# Input data
###

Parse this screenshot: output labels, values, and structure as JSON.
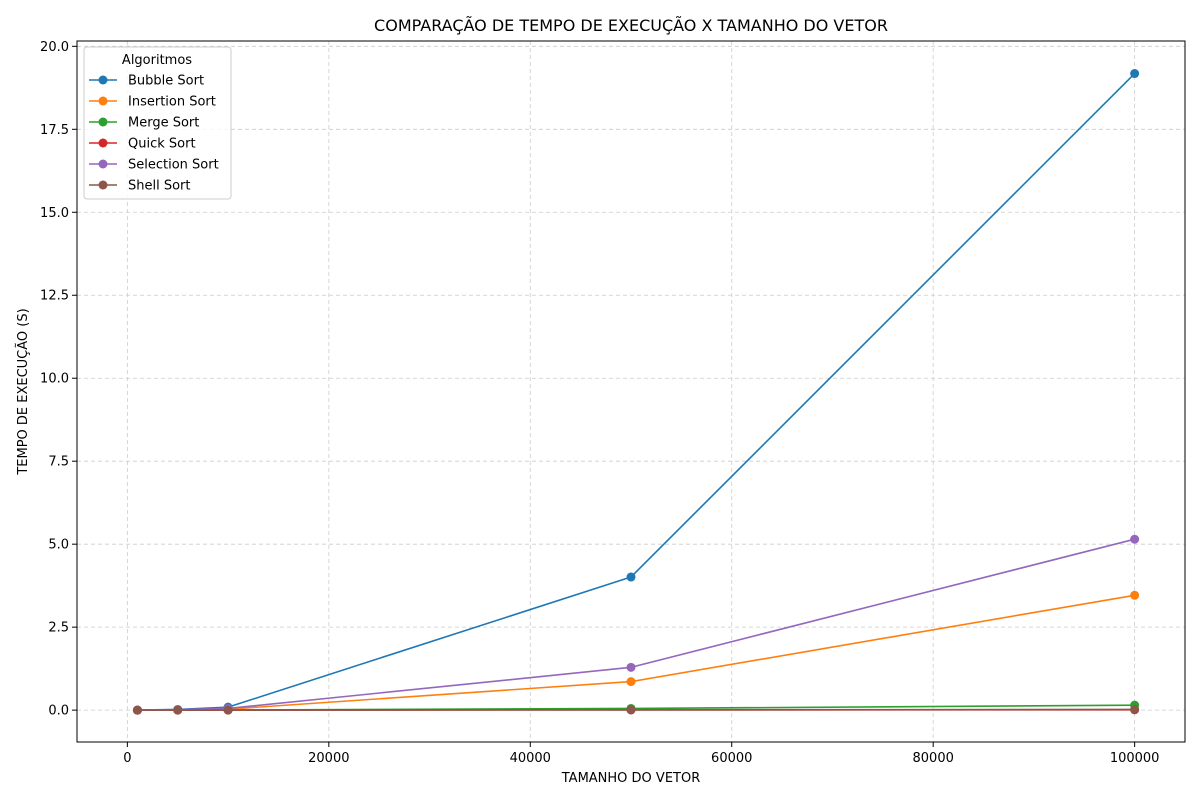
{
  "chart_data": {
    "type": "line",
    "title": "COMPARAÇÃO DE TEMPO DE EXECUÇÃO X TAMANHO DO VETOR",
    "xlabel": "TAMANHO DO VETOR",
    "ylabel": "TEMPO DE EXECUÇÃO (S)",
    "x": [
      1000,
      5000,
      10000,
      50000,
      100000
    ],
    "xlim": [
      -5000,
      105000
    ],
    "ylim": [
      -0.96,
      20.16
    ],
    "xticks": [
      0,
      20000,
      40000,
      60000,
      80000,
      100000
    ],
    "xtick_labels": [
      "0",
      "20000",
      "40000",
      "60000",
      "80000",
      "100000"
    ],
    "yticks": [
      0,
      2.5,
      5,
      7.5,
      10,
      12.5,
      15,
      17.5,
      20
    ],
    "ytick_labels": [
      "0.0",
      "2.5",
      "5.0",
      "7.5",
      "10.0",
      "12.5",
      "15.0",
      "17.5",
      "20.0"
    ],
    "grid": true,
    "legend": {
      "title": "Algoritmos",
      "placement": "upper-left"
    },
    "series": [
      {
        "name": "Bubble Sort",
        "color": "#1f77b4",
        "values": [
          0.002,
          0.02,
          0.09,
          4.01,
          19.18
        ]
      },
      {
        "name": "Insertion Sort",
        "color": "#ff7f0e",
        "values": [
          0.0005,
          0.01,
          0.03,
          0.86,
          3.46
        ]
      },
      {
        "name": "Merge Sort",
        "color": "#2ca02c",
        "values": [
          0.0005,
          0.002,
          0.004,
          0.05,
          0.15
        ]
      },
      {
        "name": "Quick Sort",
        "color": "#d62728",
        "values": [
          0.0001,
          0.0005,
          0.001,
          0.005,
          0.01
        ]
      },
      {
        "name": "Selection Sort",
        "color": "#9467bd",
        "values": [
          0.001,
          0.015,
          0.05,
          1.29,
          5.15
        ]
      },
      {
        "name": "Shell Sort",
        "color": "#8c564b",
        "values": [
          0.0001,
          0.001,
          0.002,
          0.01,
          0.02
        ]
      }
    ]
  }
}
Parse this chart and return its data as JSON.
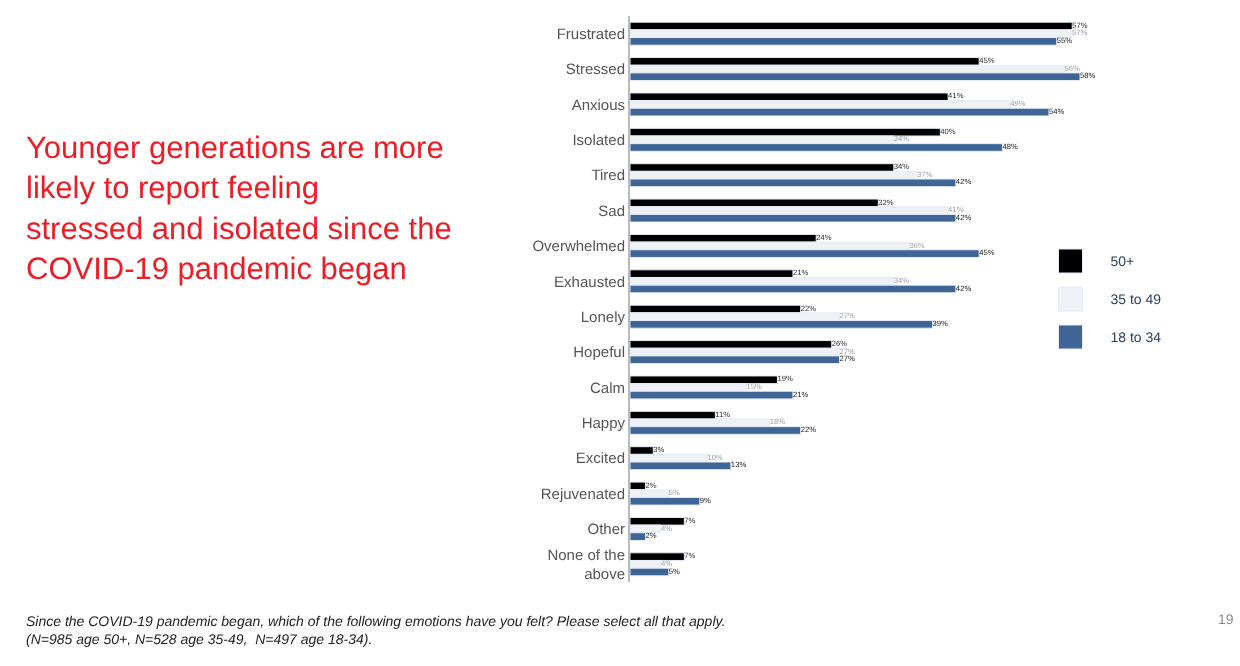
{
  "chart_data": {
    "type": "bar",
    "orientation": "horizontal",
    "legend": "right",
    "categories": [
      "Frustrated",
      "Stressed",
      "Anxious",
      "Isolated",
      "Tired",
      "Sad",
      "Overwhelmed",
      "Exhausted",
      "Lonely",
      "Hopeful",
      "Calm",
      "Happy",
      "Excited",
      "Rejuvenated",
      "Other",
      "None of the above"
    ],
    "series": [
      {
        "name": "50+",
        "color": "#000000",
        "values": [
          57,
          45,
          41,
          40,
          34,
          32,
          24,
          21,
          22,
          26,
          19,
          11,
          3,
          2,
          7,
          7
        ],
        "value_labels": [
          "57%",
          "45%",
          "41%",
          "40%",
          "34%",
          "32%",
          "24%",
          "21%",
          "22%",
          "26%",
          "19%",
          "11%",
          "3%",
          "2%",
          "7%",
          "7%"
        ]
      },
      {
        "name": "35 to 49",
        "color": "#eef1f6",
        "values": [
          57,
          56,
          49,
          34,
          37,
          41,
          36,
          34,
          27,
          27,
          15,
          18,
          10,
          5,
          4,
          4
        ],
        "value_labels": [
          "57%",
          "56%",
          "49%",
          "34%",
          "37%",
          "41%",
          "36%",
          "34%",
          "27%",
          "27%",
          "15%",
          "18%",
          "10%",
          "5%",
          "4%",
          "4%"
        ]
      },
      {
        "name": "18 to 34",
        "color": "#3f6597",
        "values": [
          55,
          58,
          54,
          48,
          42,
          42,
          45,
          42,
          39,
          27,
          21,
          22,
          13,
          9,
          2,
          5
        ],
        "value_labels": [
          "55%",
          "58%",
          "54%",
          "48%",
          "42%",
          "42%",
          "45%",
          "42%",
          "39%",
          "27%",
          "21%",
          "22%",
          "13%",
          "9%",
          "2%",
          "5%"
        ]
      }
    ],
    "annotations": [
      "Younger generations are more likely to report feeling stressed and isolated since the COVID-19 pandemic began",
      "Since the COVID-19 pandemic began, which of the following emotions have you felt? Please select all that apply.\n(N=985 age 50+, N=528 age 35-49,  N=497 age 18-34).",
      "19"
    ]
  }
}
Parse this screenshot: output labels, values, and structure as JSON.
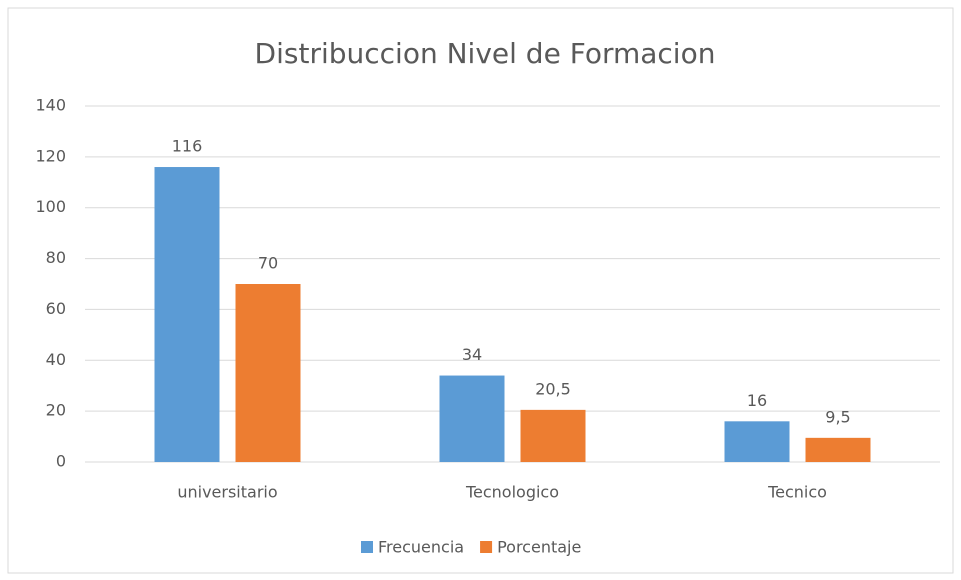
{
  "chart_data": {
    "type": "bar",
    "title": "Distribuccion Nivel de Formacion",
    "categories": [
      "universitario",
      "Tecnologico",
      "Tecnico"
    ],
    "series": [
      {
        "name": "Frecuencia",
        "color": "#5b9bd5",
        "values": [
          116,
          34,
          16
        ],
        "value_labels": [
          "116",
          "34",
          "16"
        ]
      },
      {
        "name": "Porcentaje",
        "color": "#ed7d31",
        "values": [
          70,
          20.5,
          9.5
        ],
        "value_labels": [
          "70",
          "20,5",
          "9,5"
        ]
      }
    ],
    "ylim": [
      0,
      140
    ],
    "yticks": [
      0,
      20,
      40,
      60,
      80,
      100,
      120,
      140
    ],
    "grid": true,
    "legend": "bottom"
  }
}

###

# Task objective
Copy out all the data exactly; skip the pictures.

# Exercise response
Parse this screenshot: output labels, values, and structure as JSON.
{
  "chart_data": {
    "type": "line",
    "title": "COMPARAÇÃO DE TEMPO DE EXECUÇÃO X TAMANHO DO VETOR",
    "xlabel": "TAMANHO DO VETOR",
    "ylabel": "TEMPO DE EXECUÇÃO (S)",
    "x": [
      1000,
      5000,
      10000,
      50000,
      100000
    ],
    "xlim": [
      -5000,
      105000
    ],
    "ylim": [
      -0.96,
      20.16
    ],
    "xticks": [
      0,
      20000,
      40000,
      60000,
      80000,
      100000
    ],
    "xtick_labels": [
      "0",
      "20000",
      "40000",
      "60000",
      "80000",
      "100000"
    ],
    "yticks": [
      0,
      2.5,
      5,
      7.5,
      10,
      12.5,
      15,
      17.5,
      20
    ],
    "ytick_labels": [
      "0.0",
      "2.5",
      "5.0",
      "7.5",
      "10.0",
      "12.5",
      "15.0",
      "17.5",
      "20.0"
    ],
    "grid": true,
    "legend": {
      "title": "Algoritmos",
      "placement": "upper-left"
    },
    "series": [
      {
        "name": "Bubble Sort",
        "color": "#1f77b4",
        "values": [
          0.002,
          0.02,
          0.09,
          4.01,
          19.18
        ]
      },
      {
        "name": "Insertion Sort",
        "color": "#ff7f0e",
        "values": [
          0.0005,
          0.01,
          0.03,
          0.86,
          3.46
        ]
      },
      {
        "name": "Merge Sort",
        "color": "#2ca02c",
        "values": [
          0.0005,
          0.002,
          0.004,
          0.05,
          0.15
        ]
      },
      {
        "name": "Quick Sort",
        "color": "#d62728",
        "values": [
          0.0001,
          0.0005,
          0.001,
          0.005,
          0.01
        ]
      },
      {
        "name": "Selection Sort",
        "color": "#9467bd",
        "values": [
          0.001,
          0.015,
          0.05,
          1.29,
          5.15
        ]
      },
      {
        "name": "Shell Sort",
        "color": "#8c564b",
        "values": [
          0.0001,
          0.001,
          0.002,
          0.01,
          0.02
        ]
      }
    ]
  }
}
Parse this chart and return its data as JSON.
{
  "chart_data": {
    "type": "bar",
    "orientation": "horizontal",
    "legend": "right",
    "categories": [
      "Frustrated",
      "Stressed",
      "Anxious",
      "Isolated",
      "Tired",
      "Sad",
      "Overwhelmed",
      "Exhausted",
      "Lonely",
      "Hopeful",
      "Calm",
      "Happy",
      "Excited",
      "Rejuvenated",
      "Other",
      "None of the above"
    ],
    "series": [
      {
        "name": "50+",
        "color": "#000000",
        "values": [
          57,
          45,
          41,
          40,
          34,
          32,
          24,
          21,
          22,
          26,
          19,
          11,
          3,
          2,
          7,
          7
        ],
        "value_labels": [
          "57%",
          "45%",
          "41%",
          "40%",
          "34%",
          "32%",
          "24%",
          "21%",
          "22%",
          "26%",
          "19%",
          "11%",
          "3%",
          "2%",
          "7%",
          "7%"
        ]
      },
      {
        "name": "35 to 49",
        "color": "#eef1f6",
        "values": [
          57,
          56,
          49,
          34,
          37,
          41,
          36,
          34,
          27,
          27,
          15,
          18,
          10,
          5,
          4,
          4
        ],
        "value_labels": [
          "57%",
          "56%",
          "49%",
          "34%",
          "37%",
          "41%",
          "36%",
          "34%",
          "27%",
          "27%",
          "15%",
          "18%",
          "10%",
          "5%",
          "4%",
          "4%"
        ]
      },
      {
        "name": "18 to 34",
        "color": "#3f6597",
        "values": [
          55,
          58,
          54,
          48,
          42,
          42,
          45,
          42,
          39,
          27,
          21,
          22,
          13,
          9,
          2,
          5
        ],
        "value_labels": [
          "55%",
          "58%",
          "54%",
          "48%",
          "42%",
          "42%",
          "45%",
          "42%",
          "39%",
          "27%",
          "21%",
          "22%",
          "13%",
          "9%",
          "2%",
          "5%"
        ]
      }
    ],
    "annotations": [
      "Younger generations are more likely to report feeling stressed and isolated since the COVID-19 pandemic began",
      "Since the COVID-19 pandemic began, which of the following emotions have you felt? Please select all that apply.\n(N=985 age 50+, N=528 age 35-49,  N=497 age 18-34).",
      "19"
    ]
  }
}
Parse this screenshot: output labels, values, and structure as JSON.
{
  "chart_data": {
    "type": "bar",
    "title": "Distribuccion Nivel de Formacion",
    "categories": [
      "universitario",
      "Tecnologico",
      "Tecnico"
    ],
    "series": [
      {
        "name": "Frecuencia",
        "color": "#5b9bd5",
        "values": [
          116,
          34,
          16
        ],
        "value_labels": [
          "116",
          "34",
          "16"
        ]
      },
      {
        "name": "Porcentaje",
        "color": "#ed7d31",
        "values": [
          70,
          20.5,
          9.5
        ],
        "value_labels": [
          "70",
          "20,5",
          "9,5"
        ]
      }
    ],
    "ylim": [
      0,
      140
    ],
    "yticks": [
      0,
      20,
      40,
      60,
      80,
      100,
      120,
      140
    ],
    "grid": true,
    "legend": "bottom"
  }
}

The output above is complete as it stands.